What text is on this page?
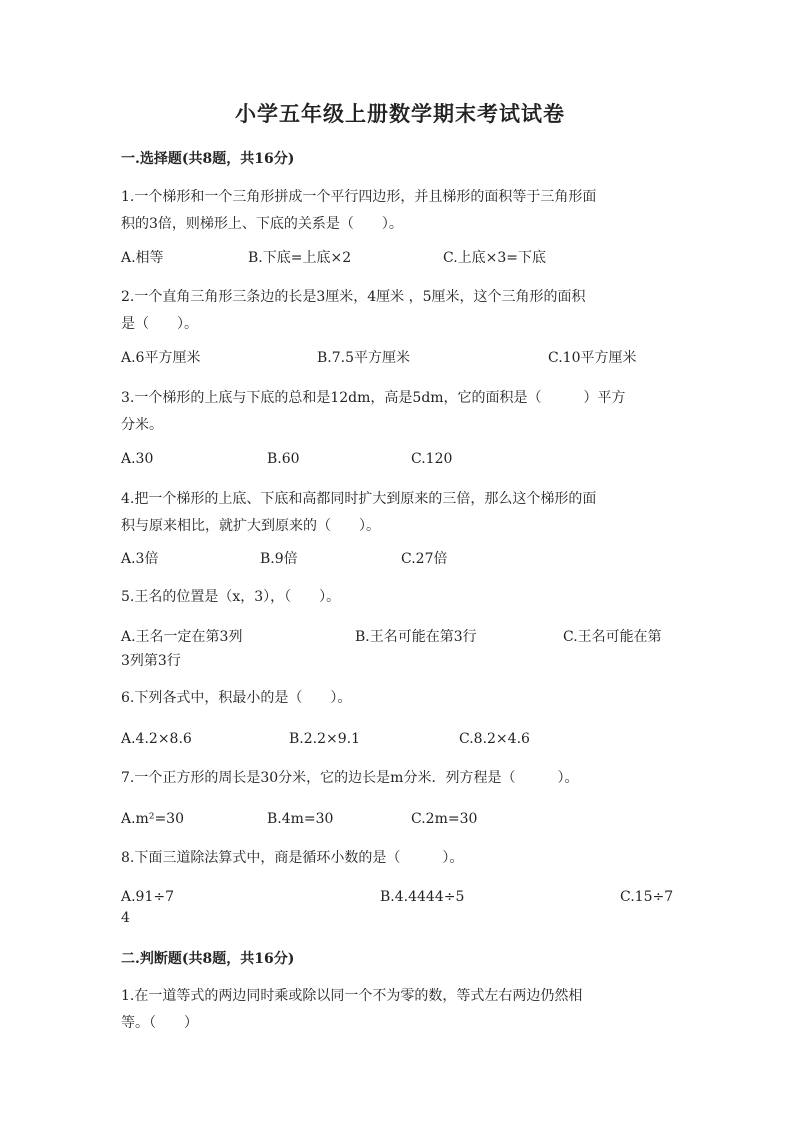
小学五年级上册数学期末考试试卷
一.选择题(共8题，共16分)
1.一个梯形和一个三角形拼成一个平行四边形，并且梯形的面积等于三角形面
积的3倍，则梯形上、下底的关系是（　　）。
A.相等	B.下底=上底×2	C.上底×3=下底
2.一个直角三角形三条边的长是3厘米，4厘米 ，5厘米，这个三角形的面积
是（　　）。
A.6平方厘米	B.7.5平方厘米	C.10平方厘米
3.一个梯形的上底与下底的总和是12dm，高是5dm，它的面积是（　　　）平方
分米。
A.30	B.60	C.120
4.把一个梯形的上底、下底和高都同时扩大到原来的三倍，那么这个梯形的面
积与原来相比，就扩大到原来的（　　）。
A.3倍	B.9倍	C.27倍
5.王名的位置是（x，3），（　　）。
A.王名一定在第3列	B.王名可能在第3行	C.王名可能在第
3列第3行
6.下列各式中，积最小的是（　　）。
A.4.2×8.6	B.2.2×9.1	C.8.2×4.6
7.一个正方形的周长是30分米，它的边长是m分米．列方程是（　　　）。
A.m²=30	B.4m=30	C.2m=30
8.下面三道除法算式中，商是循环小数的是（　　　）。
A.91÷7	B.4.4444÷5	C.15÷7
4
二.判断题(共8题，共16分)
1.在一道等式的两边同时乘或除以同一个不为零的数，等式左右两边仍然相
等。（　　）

THE PROBLEM:
Write out each line again precisely as it appears, skipping every picture.

WRITTEN REPLY:
What text is on this page?
小学五年级上册数学期末考试试卷
一.选择题(共8题，共16分)
1.一个梯形和一个三角形拼成一个平行四边形，并且梯形的面积等于三角形面
积的3倍，则梯形上、下底的关系是（　　）。
A.相等	B.下底=上底×2	C.上底×3=下底
2.一个直角三角形三条边的长是3厘米，4厘米 ，5厘米，这个三角形的面积
是（　　）。
A.6平方厘米	B.7.5平方厘米	C.10平方厘米
3.一个梯形的上底与下底的总和是12dm，高是5dm，它的面积是（　　　）平方
分米。
A.30	B.60	C.120
4.把一个梯形的上底、下底和高都同时扩大到原来的三倍，那么这个梯形的面
积与原来相比，就扩大到原来的（　　）。
A.3倍	B.9倍	C.27倍
5.王名的位置是（x，3），（　　）。
A.王名一定在第3列	B.王名可能在第3行	C.王名可能在第
3列第3行
6.下列各式中，积最小的是（　　）。
A.4.2×8.6	B.2.2×9.1	C.8.2×4.6
7.一个正方形的周长是30分米，它的边长是m分米．列方程是（　　　）。
A.m²=30	B.4m=30	C.2m=30
8.下面三道除法算式中，商是循环小数的是（　　　）。
A.91÷7	B.4.4444÷5	C.15÷7
4
二.判断题(共8题，共16分)
1.在一道等式的两边同时乘或除以同一个不为零的数，等式左右两边仍然相
等。（　　）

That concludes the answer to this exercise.